Work required
Go through the listing below and gather every line with the word "bonus".

Stored items
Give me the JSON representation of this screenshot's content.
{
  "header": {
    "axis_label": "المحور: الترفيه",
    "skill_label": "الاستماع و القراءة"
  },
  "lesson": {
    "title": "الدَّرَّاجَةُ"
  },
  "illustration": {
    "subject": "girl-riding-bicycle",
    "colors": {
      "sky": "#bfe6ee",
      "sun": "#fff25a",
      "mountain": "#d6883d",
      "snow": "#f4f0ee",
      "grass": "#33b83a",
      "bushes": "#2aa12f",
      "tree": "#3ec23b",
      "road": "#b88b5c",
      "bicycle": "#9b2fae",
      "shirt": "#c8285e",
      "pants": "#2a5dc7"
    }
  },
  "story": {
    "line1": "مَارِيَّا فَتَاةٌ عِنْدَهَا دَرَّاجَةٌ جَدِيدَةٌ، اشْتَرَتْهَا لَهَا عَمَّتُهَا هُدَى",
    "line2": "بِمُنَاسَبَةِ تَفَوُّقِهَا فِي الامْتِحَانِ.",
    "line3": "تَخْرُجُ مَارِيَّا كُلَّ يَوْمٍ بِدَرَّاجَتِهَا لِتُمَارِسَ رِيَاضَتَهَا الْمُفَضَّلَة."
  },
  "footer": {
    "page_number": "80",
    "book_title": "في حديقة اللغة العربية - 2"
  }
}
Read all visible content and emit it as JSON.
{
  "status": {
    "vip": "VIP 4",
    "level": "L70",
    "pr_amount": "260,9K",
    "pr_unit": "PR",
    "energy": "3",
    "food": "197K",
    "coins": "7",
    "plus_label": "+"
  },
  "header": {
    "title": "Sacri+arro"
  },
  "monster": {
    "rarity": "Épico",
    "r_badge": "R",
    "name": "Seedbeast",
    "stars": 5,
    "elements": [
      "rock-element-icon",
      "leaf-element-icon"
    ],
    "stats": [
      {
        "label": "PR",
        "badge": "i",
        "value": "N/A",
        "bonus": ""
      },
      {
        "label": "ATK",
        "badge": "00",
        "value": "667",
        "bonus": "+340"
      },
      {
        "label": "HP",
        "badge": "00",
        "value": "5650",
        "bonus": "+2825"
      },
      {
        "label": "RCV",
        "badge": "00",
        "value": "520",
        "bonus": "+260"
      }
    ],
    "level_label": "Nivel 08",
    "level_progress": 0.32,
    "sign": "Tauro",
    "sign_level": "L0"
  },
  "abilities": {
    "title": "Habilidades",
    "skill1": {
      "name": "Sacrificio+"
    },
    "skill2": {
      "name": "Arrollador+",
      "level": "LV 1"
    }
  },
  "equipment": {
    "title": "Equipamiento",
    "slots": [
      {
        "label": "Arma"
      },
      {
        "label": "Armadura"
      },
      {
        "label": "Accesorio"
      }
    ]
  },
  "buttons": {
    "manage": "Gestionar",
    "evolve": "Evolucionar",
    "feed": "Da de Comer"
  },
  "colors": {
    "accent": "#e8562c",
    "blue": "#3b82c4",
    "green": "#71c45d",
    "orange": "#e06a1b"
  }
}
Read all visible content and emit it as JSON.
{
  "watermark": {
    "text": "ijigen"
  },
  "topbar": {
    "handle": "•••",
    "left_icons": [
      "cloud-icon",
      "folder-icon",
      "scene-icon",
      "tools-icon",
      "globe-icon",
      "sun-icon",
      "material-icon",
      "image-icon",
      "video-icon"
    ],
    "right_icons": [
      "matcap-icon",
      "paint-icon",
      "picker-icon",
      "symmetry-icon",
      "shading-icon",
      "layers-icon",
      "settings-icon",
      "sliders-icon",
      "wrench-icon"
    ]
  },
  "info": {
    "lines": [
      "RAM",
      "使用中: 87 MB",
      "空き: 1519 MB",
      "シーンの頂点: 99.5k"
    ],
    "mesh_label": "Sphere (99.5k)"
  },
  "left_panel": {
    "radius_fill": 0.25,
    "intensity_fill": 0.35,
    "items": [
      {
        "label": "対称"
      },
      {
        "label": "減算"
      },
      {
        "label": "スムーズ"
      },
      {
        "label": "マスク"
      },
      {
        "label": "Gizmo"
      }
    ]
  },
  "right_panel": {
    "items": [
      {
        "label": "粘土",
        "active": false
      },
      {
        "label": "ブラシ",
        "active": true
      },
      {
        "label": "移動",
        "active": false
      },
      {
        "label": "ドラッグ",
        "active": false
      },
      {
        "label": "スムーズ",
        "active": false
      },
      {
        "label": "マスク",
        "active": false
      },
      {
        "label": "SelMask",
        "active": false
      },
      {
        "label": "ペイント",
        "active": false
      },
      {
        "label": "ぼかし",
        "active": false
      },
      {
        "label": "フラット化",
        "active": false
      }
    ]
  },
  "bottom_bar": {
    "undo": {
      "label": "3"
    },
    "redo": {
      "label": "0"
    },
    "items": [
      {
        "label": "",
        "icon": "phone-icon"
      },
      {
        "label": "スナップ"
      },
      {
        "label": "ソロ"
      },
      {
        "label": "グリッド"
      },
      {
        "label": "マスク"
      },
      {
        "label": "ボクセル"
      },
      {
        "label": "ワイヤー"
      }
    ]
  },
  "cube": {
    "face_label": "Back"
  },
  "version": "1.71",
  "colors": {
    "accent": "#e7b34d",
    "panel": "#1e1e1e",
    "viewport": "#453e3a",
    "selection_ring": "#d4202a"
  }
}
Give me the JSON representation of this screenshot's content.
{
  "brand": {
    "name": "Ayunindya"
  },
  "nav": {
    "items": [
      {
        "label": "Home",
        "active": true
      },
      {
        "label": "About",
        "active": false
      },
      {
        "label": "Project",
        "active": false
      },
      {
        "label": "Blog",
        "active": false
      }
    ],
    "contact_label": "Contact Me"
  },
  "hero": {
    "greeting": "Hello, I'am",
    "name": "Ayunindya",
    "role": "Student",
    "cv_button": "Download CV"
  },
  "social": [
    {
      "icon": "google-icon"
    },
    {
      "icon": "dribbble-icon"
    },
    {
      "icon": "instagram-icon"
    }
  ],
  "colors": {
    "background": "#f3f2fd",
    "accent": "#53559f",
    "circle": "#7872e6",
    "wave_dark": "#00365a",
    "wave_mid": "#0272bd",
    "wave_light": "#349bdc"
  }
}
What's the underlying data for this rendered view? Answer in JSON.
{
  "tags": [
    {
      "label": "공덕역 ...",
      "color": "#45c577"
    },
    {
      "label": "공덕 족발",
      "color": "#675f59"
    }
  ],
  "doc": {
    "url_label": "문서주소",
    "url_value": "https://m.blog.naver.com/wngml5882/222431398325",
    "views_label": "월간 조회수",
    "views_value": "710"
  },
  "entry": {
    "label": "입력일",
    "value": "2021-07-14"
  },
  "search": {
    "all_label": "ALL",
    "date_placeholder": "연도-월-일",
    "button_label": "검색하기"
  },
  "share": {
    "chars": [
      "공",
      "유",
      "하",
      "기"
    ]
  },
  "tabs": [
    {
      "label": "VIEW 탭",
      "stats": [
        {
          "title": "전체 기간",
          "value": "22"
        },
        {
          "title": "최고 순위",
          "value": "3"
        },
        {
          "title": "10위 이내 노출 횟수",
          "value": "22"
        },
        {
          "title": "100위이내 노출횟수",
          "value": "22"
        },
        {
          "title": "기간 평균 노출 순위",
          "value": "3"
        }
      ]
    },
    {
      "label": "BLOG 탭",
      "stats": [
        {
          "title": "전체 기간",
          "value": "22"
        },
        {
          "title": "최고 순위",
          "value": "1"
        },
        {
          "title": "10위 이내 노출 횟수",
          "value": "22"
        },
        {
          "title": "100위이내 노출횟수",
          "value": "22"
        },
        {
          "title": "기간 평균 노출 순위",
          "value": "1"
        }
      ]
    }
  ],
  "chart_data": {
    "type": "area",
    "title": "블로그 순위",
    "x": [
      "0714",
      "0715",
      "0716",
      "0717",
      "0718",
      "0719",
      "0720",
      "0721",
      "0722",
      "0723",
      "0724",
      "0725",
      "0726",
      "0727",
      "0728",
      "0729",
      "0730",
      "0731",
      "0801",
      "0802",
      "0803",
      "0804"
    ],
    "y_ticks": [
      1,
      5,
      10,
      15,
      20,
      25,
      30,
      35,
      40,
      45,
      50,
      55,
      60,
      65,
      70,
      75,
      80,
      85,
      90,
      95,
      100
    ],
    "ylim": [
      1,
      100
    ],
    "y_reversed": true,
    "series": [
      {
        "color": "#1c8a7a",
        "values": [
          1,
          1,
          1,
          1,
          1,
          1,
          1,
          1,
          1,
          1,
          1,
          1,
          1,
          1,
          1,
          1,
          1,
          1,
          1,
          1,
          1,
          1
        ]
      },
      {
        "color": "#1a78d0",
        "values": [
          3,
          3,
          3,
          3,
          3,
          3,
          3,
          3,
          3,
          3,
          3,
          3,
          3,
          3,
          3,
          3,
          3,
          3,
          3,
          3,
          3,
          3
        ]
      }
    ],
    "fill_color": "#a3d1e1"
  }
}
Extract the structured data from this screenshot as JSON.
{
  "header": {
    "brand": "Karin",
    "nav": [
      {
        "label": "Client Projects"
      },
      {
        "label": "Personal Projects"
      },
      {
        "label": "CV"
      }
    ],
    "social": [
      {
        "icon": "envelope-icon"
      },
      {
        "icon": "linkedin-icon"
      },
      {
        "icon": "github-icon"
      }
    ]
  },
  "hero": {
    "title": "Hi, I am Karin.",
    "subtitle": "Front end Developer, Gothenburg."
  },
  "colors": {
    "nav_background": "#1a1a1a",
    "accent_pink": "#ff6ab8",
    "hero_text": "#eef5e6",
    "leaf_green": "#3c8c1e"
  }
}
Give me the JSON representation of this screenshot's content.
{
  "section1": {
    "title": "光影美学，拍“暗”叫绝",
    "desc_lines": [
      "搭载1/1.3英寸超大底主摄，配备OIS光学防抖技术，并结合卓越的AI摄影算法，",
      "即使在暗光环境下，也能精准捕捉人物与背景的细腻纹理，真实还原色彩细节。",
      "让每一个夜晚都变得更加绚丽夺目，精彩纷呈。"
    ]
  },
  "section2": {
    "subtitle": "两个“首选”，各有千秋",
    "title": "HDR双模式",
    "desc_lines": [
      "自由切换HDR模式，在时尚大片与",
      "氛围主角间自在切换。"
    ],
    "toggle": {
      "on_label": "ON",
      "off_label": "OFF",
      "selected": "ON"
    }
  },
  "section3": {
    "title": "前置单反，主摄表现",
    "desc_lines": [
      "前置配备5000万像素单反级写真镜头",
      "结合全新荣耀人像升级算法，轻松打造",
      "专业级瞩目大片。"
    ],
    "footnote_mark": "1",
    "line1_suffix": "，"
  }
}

Exercise response
        "bonus": ""
        "bonus": "+340"
        "bonus": "+2825"
        "bonus": "+260"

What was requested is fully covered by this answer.